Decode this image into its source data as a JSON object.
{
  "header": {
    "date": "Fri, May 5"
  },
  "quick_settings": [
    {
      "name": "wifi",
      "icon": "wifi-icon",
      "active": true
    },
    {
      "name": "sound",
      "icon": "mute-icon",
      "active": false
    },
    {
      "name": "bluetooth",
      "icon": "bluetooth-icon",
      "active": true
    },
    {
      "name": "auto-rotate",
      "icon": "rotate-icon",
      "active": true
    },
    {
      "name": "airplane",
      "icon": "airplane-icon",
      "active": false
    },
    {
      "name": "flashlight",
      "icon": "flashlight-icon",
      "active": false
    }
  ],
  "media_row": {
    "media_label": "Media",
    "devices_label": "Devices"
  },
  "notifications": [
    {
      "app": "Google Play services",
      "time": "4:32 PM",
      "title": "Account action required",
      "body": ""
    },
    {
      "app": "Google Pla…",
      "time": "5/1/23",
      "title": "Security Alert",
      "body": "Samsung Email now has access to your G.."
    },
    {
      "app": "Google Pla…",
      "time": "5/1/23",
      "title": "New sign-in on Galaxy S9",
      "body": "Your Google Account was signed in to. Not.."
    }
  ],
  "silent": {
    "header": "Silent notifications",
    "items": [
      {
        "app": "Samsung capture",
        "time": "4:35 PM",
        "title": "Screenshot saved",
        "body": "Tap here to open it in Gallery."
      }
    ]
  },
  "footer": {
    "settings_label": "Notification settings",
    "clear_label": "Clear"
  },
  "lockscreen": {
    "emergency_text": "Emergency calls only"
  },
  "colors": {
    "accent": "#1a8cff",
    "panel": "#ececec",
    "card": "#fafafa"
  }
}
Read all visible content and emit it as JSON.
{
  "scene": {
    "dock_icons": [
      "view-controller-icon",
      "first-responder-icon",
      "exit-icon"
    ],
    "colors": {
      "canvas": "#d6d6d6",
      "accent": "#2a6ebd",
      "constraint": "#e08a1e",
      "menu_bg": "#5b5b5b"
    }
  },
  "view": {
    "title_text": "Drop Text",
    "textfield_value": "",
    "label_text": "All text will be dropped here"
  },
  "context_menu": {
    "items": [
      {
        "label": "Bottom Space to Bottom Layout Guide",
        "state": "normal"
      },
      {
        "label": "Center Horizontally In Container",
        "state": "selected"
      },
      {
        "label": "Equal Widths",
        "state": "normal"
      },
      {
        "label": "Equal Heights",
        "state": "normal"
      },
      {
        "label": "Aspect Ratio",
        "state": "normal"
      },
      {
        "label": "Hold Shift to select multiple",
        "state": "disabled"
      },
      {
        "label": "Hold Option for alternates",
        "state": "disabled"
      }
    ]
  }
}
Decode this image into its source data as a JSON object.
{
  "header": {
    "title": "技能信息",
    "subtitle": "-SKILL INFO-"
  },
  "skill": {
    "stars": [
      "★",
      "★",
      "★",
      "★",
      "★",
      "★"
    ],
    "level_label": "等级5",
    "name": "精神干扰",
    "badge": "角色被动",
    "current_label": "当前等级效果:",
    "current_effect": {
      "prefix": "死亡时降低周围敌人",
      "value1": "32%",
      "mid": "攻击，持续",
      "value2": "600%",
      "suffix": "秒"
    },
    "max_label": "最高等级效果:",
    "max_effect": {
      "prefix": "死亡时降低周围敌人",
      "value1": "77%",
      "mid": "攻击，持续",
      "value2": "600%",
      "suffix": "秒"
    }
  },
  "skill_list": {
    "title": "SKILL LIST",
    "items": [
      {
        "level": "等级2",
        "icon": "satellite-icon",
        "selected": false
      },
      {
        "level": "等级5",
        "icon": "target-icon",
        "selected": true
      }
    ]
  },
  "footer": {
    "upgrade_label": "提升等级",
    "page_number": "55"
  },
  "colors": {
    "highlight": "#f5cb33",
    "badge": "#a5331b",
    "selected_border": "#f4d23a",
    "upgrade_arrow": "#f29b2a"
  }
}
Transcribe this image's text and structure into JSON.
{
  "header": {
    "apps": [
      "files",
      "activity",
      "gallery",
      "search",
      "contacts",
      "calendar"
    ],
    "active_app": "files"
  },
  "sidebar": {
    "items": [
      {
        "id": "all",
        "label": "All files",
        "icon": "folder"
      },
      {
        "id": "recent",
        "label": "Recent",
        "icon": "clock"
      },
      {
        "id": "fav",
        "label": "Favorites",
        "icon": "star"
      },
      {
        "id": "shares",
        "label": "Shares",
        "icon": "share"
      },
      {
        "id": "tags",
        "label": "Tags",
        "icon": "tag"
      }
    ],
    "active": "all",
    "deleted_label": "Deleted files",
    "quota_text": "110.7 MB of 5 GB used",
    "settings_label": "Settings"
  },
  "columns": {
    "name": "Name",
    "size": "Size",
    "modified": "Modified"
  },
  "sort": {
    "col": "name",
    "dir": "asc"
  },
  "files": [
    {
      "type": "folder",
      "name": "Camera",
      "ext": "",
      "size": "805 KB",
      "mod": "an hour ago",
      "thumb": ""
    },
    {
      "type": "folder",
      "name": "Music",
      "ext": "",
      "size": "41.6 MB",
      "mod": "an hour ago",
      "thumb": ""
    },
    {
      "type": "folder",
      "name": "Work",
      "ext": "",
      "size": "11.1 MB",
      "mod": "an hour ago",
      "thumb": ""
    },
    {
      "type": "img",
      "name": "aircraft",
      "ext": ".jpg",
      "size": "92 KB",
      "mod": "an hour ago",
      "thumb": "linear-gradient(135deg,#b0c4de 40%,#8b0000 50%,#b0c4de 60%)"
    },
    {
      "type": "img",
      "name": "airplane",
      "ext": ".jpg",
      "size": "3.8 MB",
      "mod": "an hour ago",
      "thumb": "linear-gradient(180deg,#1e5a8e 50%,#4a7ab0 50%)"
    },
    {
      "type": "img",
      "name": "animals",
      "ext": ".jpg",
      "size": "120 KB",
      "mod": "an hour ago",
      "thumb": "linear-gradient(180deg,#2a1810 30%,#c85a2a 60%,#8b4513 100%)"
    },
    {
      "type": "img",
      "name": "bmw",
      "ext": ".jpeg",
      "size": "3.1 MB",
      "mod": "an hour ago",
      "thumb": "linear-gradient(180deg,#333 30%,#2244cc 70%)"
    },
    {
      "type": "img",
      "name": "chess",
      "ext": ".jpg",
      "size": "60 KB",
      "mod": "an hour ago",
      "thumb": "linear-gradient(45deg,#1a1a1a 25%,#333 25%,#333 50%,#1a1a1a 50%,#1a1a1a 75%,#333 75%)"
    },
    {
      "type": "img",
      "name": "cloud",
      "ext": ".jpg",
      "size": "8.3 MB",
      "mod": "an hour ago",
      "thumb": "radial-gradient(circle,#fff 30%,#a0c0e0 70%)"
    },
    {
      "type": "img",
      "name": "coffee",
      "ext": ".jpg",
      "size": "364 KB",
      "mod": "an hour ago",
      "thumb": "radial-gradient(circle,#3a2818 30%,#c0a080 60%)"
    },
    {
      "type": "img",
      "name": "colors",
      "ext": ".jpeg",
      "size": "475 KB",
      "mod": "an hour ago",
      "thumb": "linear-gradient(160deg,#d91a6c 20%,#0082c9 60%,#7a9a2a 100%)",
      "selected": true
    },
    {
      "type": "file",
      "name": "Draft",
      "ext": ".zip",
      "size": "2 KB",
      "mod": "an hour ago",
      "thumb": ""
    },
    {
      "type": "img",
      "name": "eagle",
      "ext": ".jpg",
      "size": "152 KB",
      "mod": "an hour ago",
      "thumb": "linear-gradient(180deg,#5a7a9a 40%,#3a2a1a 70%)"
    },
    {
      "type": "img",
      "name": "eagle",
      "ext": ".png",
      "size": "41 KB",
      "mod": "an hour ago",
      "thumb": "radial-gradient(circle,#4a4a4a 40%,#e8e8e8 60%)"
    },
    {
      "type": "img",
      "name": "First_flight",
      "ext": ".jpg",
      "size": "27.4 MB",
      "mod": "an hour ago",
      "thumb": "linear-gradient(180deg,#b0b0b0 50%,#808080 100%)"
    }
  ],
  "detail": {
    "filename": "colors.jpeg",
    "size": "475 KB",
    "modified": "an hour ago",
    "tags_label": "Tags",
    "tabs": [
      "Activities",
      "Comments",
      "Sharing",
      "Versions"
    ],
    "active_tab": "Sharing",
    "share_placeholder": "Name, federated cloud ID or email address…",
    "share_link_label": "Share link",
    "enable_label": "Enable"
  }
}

────

Your objective:
Working from the listing above, pick out every line that has "circle" and copy it.

Solution:
      "thumb": "radial-gradient(circle,#fff 30%,#a0c0e0 70%)"
      "thumb": "radial-gradient(circle,#3a2818 30%,#c0a080 60%)"
      "thumb": "radial-gradient(circle,#4a4a4a 40%,#e8e8e8 60%)"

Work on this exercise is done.